| Aim |
Can you pull out each line of the data below that includes the word "списка"?

[Entries with figure data]
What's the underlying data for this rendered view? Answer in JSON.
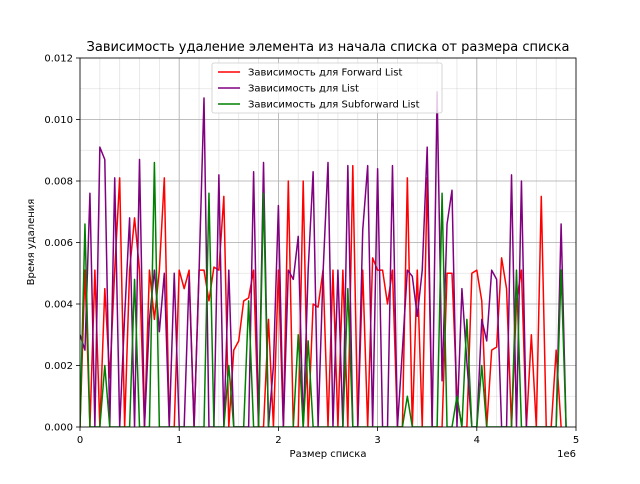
{
  "chart_data": {
    "type": "line",
    "title": "Зависимость удаление элемента из начала списка от размера списка",
    "xlabel": "Размер списка",
    "ylabel": "Время удаления",
    "x_offset_label": "1e6",
    "xlim": [
      0,
      5000000
    ],
    "ylim": [
      0,
      0.012
    ],
    "x_ticks": [
      0,
      1000000,
      2000000,
      3000000,
      4000000,
      5000000
    ],
    "x_tick_labels": [
      "0",
      "1",
      "2",
      "3",
      "4",
      "5"
    ],
    "y_ticks": [
      0,
      0.002,
      0.004,
      0.006,
      0.008,
      0.01,
      0.012
    ],
    "y_tick_labels": [
      "0.000",
      "0.002",
      "0.004",
      "0.006",
      "0.008",
      "0.010",
      "0.012"
    ],
    "grid": true,
    "legend_position": "top-center",
    "x_step": 50000,
    "series": [
      {
        "name": "Зависимость для Forward List",
        "color": "#ff0000",
        "values": [
          0.0,
          0.0051,
          0.0,
          0.0051,
          0.0,
          0.0045,
          0.0016,
          0.0051,
          0.0081,
          0.0,
          0.0051,
          0.0068,
          0.0051,
          0.0,
          0.0051,
          0.0035,
          0.0051,
          0.0081,
          0.0,
          0.0,
          0.0051,
          0.0045,
          0.0051,
          0.0,
          0.0051,
          0.0051,
          0.0041,
          0.0052,
          0.0051,
          0.0075,
          0.0,
          0.0025,
          0.0028,
          0.0041,
          0.0042,
          0.0051,
          0.0,
          0.0,
          0.0035,
          0.0,
          0.0051,
          0.0,
          0.008,
          0.0,
          0.0,
          0.008,
          0.0,
          0.004,
          0.0039,
          0.0051,
          0.0,
          0.0051,
          0.0,
          0.0051,
          0.0,
          0.0085,
          0.0,
          0.0051,
          0.0,
          0.0055,
          0.0051,
          0.0051,
          0.004,
          0.0051,
          0.0,
          0.0,
          0.0081,
          0.0,
          0.0051,
          0.0,
          0.0081,
          0.0,
          0.0,
          0.0,
          0.005,
          0.005,
          0.001,
          0.0,
          0.0,
          0.005,
          0.0051,
          0.0041,
          0.0,
          0.0025,
          0.0026,
          0.0055,
          0.0045,
          0.0,
          0.0041,
          0.0051,
          0.0,
          0.003,
          0.0,
          0.0075,
          0.0,
          0.0,
          0.0025,
          0.0
        ]
      },
      {
        "name": "Зависимость для List",
        "color": "#800080",
        "values": [
          0.003,
          0.0025,
          0.0076,
          0.0,
          0.0091,
          0.0087,
          0.0,
          0.0081,
          0.0,
          0.0036,
          0.0068,
          0.0,
          0.0087,
          0.0,
          0.0035,
          0.0051,
          0.0031,
          0.005,
          0.0,
          0.005,
          0.0,
          0.0,
          0.0049,
          0.0,
          0.005,
          0.0107,
          0.0,
          0.0,
          0.0082,
          0.0,
          0.0051,
          0.0,
          0.0,
          0.0,
          0.0,
          0.0083,
          0.0,
          0.0086,
          0.0,
          0.002,
          0.0072,
          0.0,
          0.0051,
          0.0048,
          0.0062,
          0.0,
          0.0051,
          0.0083,
          0.0,
          0.005,
          0.0086,
          0.0,
          0.0051,
          0.0,
          0.0085,
          0.0,
          0.0,
          0.0064,
          0.0085,
          0.0,
          0.0084,
          0.0,
          0.0,
          0.0085,
          0.0,
          0.0025,
          0.0051,
          0.0049,
          0.0036,
          0.0051,
          0.0091,
          0.0,
          0.0109,
          0.0015,
          0.0066,
          0.0077,
          0.0,
          0.0045,
          0.0021,
          0.0,
          0.0,
          0.0035,
          0.0028,
          0.0051,
          0.0048,
          0.0,
          0.0,
          0.0082,
          0.0,
          0.008,
          0.0,
          0.0,
          0.0,
          0.0,
          0.0,
          0.0,
          0.0,
          0.0066,
          0.0
        ]
      },
      {
        "name": "Зависимость для Subforward List",
        "color": "#008000",
        "values": [
          0.0,
          0.0066,
          0.0,
          0.0,
          0.0,
          0.002,
          0.0,
          0.0,
          0.0,
          0.0,
          0.0,
          0.0048,
          0.0,
          0.0,
          0.0,
          0.0086,
          0.0,
          0.0,
          0.0,
          0.0,
          0.0,
          0.0,
          0.0,
          0.0,
          0.0,
          0.0,
          0.0076,
          0.0,
          0.0,
          0.0,
          0.002,
          0.0,
          0.0,
          0.0,
          0.0041,
          0.0,
          0.0,
          0.0076,
          0.0,
          0.0,
          0.0,
          0.0,
          0.0,
          0.0,
          0.003,
          0.0,
          0.0028,
          0.0,
          0.0,
          0.0,
          0.0,
          0.0,
          0.0,
          0.0,
          0.0045,
          0.0,
          0.0,
          0.0,
          0.0,
          0.0,
          0.0,
          0.0,
          0.0,
          0.0,
          0.0,
          0.0,
          0.001,
          0.0,
          0.0,
          0.0,
          0.0,
          0.0,
          0.0,
          0.0076,
          0.0,
          0.0,
          0.001,
          0.0,
          0.0035,
          0.0,
          0.0,
          0.002,
          0.0,
          0.0,
          0.0,
          0.0,
          0.0,
          0.0,
          0.0051,
          0.0,
          0.0,
          0.0,
          0.0,
          0.0,
          0.0,
          0.0,
          0.0,
          0.0051,
          0.0
        ]
      }
    ]
  }
}
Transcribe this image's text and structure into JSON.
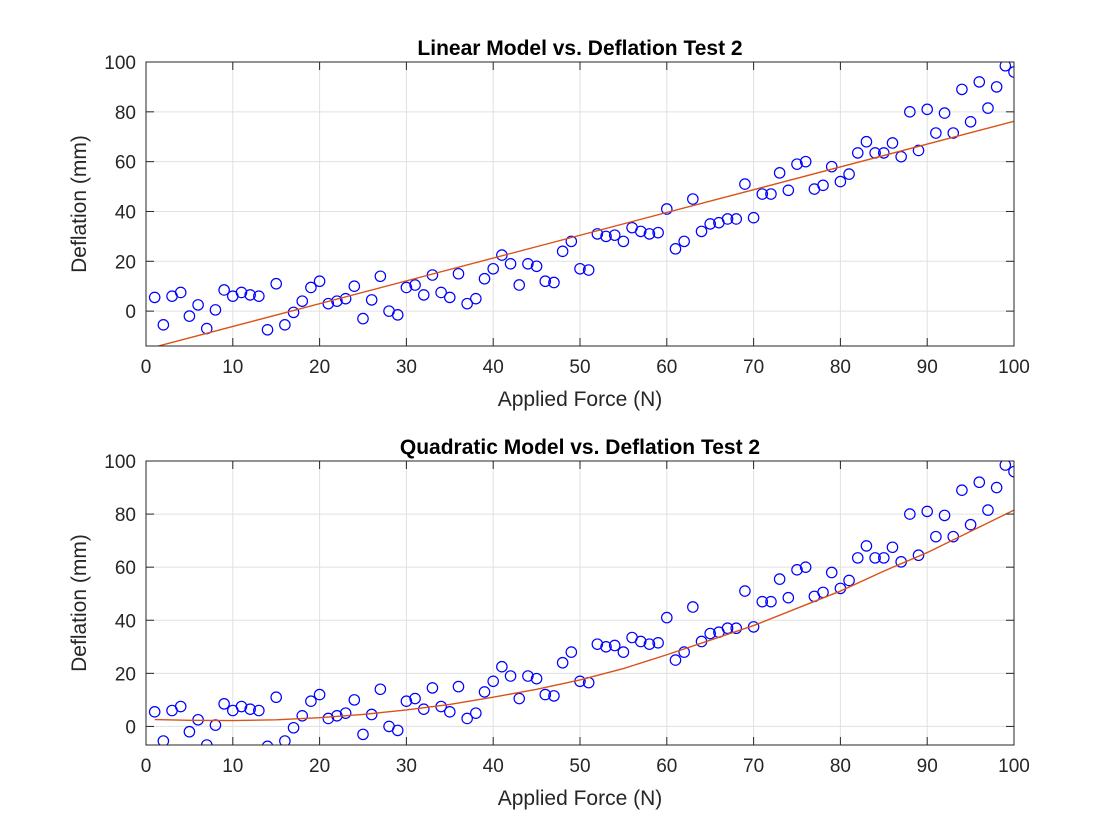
{
  "chart_data": [
    {
      "type": "scatter",
      "title": "Linear Model vs. Deflation Test 2",
      "xlabel": "Applied Force (N)",
      "ylabel": "Deflation (mm)",
      "xlim": [
        0,
        100
      ],
      "ylim": [
        -14,
        100
      ],
      "xticks": [
        0,
        10,
        20,
        30,
        40,
        50,
        60,
        70,
        80,
        90,
        100
      ],
      "yticks": [
        0,
        20,
        40,
        60,
        80,
        100
      ],
      "grid": true,
      "series": [
        {
          "kind": "scatter",
          "marker": "circle",
          "color": "#0000ff",
          "x": [
            1,
            2,
            3,
            4,
            5,
            6,
            7,
            8,
            9,
            10,
            11,
            12,
            13,
            14,
            15,
            16,
            17,
            18,
            19,
            20,
            21,
            22,
            23,
            24,
            25,
            26,
            27,
            28,
            29,
            30,
            31,
            32,
            33,
            34,
            35,
            36,
            37,
            38,
            39,
            40,
            41,
            42,
            43,
            44,
            45,
            46,
            47,
            48,
            49,
            50,
            51,
            52,
            53,
            54,
            55,
            56,
            57,
            58,
            59,
            60,
            61,
            62,
            63,
            64,
            65,
            66,
            67,
            68,
            69,
            70,
            71,
            72,
            73,
            74,
            75,
            76,
            77,
            78,
            79,
            80,
            81,
            82,
            83,
            84,
            85,
            86,
            87,
            88,
            89,
            90,
            91,
            92,
            93,
            94,
            95,
            96,
            97,
            98,
            99,
            100
          ],
          "y": [
            5.5,
            -5.5,
            6,
            7.5,
            -2,
            2.5,
            -7,
            0.5,
            8.5,
            6,
            7.5,
            6.5,
            6,
            -7.5,
            11,
            -5.5,
            -0.5,
            4,
            9.5,
            12,
            3,
            4,
            5,
            10,
            -3,
            4.5,
            14,
            0,
            -1.5,
            9.5,
            10.5,
            6.5,
            14.5,
            7.5,
            5.5,
            15,
            3,
            5,
            13,
            17,
            22.5,
            19,
            10.5,
            19,
            18,
            12,
            11.5,
            24,
            28,
            17,
            16.5,
            31,
            30,
            30.5,
            28,
            33.5,
            32,
            31,
            31.5,
            41,
            25,
            28,
            45,
            32,
            35,
            35.5,
            37,
            37,
            51,
            37.5,
            47,
            47,
            55.5,
            48.5,
            59,
            60,
            49,
            50.5,
            58,
            52,
            55,
            63.5,
            68,
            63.5,
            63.5,
            67.5,
            62,
            80,
            64.5,
            81,
            71.5,
            79.5,
            71.5,
            89,
            76,
            92,
            81.5,
            90,
            98.5,
            96
          ]
        },
        {
          "kind": "line",
          "color": "#d95319",
          "x": [
            1,
            100
          ],
          "y": [
            -14.4,
            76.2
          ]
        }
      ]
    },
    {
      "type": "scatter",
      "title": "Quadratic Model vs. Deflation Test 2",
      "xlabel": "Applied Force (N)",
      "ylabel": "Deflation (mm)",
      "xlim": [
        0,
        100
      ],
      "ylim": [
        -7,
        100
      ],
      "xticks": [
        0,
        10,
        20,
        30,
        40,
        50,
        60,
        70,
        80,
        90,
        100
      ],
      "yticks": [
        0,
        20,
        40,
        60,
        80,
        100
      ],
      "grid": true,
      "series": [
        {
          "kind": "scatter",
          "marker": "circle",
          "color": "#0000ff",
          "x": [
            1,
            2,
            3,
            4,
            5,
            6,
            7,
            8,
            9,
            10,
            11,
            12,
            13,
            14,
            15,
            16,
            17,
            18,
            19,
            20,
            21,
            22,
            23,
            24,
            25,
            26,
            27,
            28,
            29,
            30,
            31,
            32,
            33,
            34,
            35,
            36,
            37,
            38,
            39,
            40,
            41,
            42,
            43,
            44,
            45,
            46,
            47,
            48,
            49,
            50,
            51,
            52,
            53,
            54,
            55,
            56,
            57,
            58,
            59,
            60,
            61,
            62,
            63,
            64,
            65,
            66,
            67,
            68,
            69,
            70,
            71,
            72,
            73,
            74,
            75,
            76,
            77,
            78,
            79,
            80,
            81,
            82,
            83,
            84,
            85,
            86,
            87,
            88,
            89,
            90,
            91,
            92,
            93,
            94,
            95,
            96,
            97,
            98,
            99,
            100
          ],
          "y": [
            5.5,
            -5.5,
            6,
            7.5,
            -2,
            2.5,
            -7,
            0.5,
            8.5,
            6,
            7.5,
            6.5,
            6,
            -7.5,
            11,
            -5.5,
            -0.5,
            4,
            9.5,
            12,
            3,
            4,
            5,
            10,
            -3,
            4.5,
            14,
            0,
            -1.5,
            9.5,
            10.5,
            6.5,
            14.5,
            7.5,
            5.5,
            15,
            3,
            5,
            13,
            17,
            22.5,
            19,
            10.5,
            19,
            18,
            12,
            11.5,
            24,
            28,
            17,
            16.5,
            31,
            30,
            30.5,
            28,
            33.5,
            32,
            31,
            31.5,
            41,
            25,
            28,
            45,
            32,
            35,
            35.5,
            37,
            37,
            51,
            37.5,
            47,
            47,
            55.5,
            48.5,
            59,
            60,
            49,
            50.5,
            58,
            52,
            55,
            63.5,
            68,
            63.5,
            63.5,
            67.5,
            62,
            80,
            64.5,
            81,
            71.5,
            79.5,
            71.5,
            89,
            76,
            92,
            81.5,
            90,
            98.5,
            96
          ]
        },
        {
          "kind": "line",
          "color": "#d95319",
          "x": [
            1,
            5,
            10,
            15,
            20,
            25,
            30,
            35,
            40,
            45,
            50,
            55,
            60,
            65,
            70,
            75,
            80,
            85,
            90,
            95,
            100
          ],
          "y": [
            2.6,
            2.3,
            2.2,
            2.5,
            3.3,
            4.5,
            6.2,
            8.3,
            11,
            14,
            17.5,
            21.8,
            27,
            32.5,
            38,
            44.5,
            51,
            58.5,
            65.5,
            73.5,
            81.5
          ]
        }
      ]
    }
  ]
}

| Solution to this problem |
    "title": "Зависимость удаление элемента из начала списка от размера списка",
    "xlabel": "Размер списка",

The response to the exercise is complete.